_Requirement A_
In the Katkoŭski biography below, write out the passage between "Activity on the" and "his blog br23.net.", inclusive.

_Excerpted text_
Uładzimir Katkoŭski (, June 19, 1976, Minsk – May 25, 2007) was a Belarusian blogger, web designer and website creator.

Biography
Katkoŭski took a degree in computer science at the American University in Bulgaria in Blagoevgrad and later worked as an IT specialist in Budapest and in Frankfurt am Main. From 2002, he worked for the Belarusian edition of Radio Free Europe.

On June 16, 2006, he and his wife had a car accident on a street in Prague. Katkoŭski was in a coma for almost a year until he died on May 26, 2007.

Activity on the Internet
In the mid-1990s, Katkoŭski became one of the pioneers of the Belarusian speaking Internet. In the late 1990s, together with his future wife and other Belarusian Internet users, he created the Belarusian historical website Litvania that had notable popularity. Katkoŭski was one of the first and most popular bloggers in Belarusian language known as rydel23. In 2006, he was awarded by the Belarusian top web portal TUT.by for his blog br23.net.

_Records for the task_

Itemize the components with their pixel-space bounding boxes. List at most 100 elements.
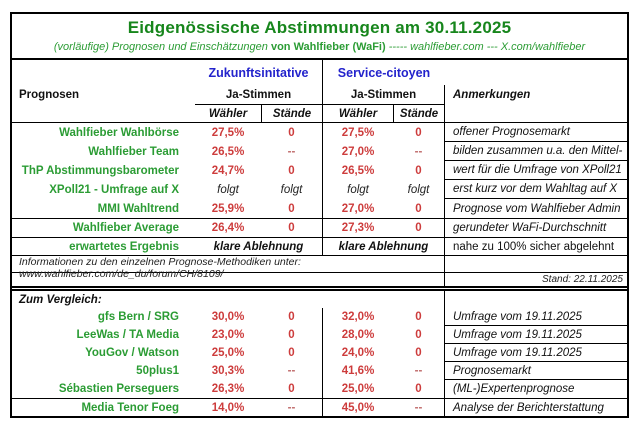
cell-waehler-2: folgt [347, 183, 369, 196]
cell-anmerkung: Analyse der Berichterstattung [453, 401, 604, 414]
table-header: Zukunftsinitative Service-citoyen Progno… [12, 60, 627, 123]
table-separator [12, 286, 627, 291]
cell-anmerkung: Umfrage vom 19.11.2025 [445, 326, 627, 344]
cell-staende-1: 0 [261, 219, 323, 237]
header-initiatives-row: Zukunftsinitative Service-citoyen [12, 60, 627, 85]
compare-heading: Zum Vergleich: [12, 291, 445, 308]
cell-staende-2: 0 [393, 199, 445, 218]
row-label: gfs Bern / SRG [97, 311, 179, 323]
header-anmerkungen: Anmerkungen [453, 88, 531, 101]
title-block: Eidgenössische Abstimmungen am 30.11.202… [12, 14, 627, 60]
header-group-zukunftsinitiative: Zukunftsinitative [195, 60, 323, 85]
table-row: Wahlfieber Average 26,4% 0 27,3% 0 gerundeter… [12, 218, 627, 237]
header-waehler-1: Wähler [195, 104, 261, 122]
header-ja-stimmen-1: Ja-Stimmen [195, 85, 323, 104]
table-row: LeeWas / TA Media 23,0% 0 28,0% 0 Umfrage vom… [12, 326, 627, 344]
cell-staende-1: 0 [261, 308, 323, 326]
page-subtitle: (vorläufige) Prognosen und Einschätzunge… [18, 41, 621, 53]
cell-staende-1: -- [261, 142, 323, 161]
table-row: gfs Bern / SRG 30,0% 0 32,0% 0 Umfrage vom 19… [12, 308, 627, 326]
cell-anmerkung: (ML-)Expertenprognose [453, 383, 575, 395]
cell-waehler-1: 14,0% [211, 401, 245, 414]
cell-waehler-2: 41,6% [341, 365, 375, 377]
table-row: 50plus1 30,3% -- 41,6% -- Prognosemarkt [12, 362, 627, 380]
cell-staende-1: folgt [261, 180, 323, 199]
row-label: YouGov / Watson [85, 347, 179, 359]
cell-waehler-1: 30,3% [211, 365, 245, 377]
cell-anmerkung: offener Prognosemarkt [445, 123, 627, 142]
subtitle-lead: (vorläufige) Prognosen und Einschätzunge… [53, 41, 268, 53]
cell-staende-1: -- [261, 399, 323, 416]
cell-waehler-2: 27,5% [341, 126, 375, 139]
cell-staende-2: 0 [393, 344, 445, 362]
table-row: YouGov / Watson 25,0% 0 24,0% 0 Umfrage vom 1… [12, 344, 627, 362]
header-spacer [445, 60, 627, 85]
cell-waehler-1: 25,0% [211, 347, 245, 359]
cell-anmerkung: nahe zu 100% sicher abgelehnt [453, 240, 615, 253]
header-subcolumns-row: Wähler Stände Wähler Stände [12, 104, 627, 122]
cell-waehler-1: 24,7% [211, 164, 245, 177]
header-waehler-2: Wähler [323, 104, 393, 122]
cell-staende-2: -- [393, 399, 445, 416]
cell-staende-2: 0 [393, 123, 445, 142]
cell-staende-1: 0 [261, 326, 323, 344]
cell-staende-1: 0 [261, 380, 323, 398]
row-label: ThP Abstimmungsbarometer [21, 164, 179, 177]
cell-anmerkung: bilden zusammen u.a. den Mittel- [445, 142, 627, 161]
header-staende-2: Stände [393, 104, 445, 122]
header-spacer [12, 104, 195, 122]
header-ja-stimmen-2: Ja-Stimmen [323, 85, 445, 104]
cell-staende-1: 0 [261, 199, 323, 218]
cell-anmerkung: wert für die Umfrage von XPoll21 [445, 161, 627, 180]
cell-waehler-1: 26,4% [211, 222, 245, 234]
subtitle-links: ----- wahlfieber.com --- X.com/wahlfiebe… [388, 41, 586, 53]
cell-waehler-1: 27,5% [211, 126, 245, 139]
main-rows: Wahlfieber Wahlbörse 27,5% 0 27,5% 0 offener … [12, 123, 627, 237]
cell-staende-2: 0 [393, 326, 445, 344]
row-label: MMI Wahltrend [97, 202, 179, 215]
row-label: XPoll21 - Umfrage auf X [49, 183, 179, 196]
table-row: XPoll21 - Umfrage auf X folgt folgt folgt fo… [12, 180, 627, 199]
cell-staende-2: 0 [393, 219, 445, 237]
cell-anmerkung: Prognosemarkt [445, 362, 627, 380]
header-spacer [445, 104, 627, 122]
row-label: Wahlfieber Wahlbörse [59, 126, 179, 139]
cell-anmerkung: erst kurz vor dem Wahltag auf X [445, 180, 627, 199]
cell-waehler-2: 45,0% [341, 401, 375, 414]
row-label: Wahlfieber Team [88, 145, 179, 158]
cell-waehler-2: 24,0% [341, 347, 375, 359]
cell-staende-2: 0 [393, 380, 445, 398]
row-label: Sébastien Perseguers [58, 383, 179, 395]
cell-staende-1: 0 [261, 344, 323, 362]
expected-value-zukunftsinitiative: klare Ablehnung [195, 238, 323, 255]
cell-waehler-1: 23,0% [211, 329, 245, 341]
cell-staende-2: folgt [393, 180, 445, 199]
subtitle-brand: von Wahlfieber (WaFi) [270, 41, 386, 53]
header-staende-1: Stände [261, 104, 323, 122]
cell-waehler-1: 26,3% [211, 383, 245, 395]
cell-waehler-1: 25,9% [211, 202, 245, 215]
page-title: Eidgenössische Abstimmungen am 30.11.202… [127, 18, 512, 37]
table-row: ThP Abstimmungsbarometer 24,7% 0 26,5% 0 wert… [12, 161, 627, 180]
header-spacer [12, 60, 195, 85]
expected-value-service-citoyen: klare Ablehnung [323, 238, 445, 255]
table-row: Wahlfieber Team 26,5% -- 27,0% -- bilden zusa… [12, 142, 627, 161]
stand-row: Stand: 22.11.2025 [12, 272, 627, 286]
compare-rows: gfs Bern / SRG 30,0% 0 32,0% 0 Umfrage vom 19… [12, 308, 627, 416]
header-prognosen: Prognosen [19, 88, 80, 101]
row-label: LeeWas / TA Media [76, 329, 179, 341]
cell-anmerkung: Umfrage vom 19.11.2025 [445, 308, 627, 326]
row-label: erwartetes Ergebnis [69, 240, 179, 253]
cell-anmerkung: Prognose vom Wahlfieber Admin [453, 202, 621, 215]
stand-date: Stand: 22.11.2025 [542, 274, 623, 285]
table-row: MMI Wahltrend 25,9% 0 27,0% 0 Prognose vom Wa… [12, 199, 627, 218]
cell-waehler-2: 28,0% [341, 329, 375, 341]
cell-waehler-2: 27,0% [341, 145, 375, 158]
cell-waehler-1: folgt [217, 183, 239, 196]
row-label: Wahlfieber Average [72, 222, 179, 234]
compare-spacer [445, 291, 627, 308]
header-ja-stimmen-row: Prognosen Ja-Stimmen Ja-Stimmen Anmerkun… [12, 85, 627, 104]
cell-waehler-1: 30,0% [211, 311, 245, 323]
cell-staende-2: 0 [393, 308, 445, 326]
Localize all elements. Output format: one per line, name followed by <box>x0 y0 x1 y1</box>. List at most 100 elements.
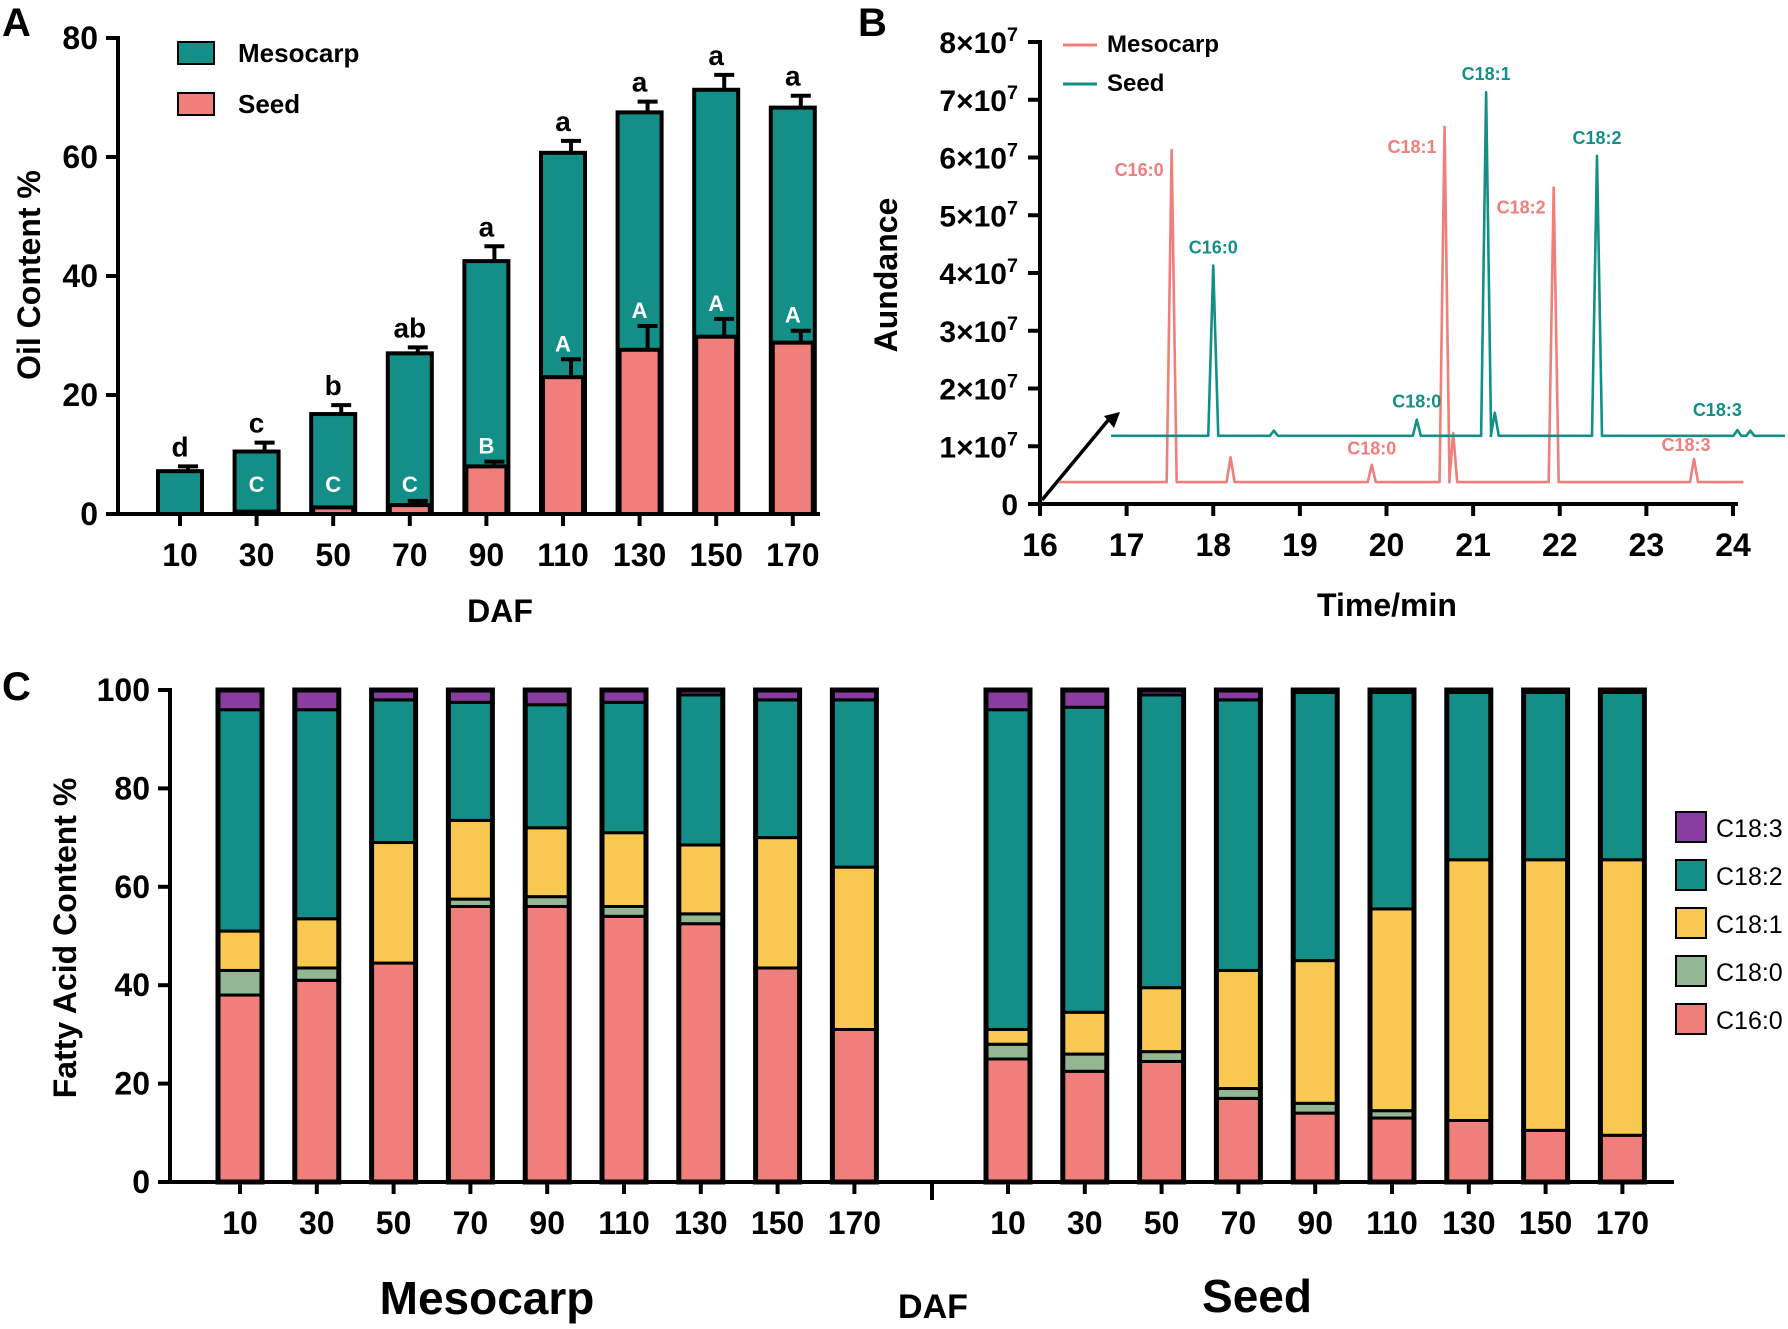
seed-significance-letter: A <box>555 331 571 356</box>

_Requirement B_
From the listing above, extract every line that contains the string "Media".

_Exercise response A_
Activity on the Internet
In the mid-1990s, Katkoŭski became one of the pioneers of the Belarusian speaking Internet. In the late 1990s, together with his future wife and other Belarusian Internet users, he created the Belarusian historical website Litvania that had notable popularity. Katkoŭski was one of the first and most popular bloggers in Belarusian language known as rydel23. In 2006, he was awarded by the Belarusian top web portal TUT.by for his blog br23.net.

_Exercise response B_
table-row: LeeWas / TA Media 23,0% 0 28,0% 0 Umfrage vom… [12, 326, 627, 344]
row-label: LeeWas / TA Media [76, 329, 179, 341]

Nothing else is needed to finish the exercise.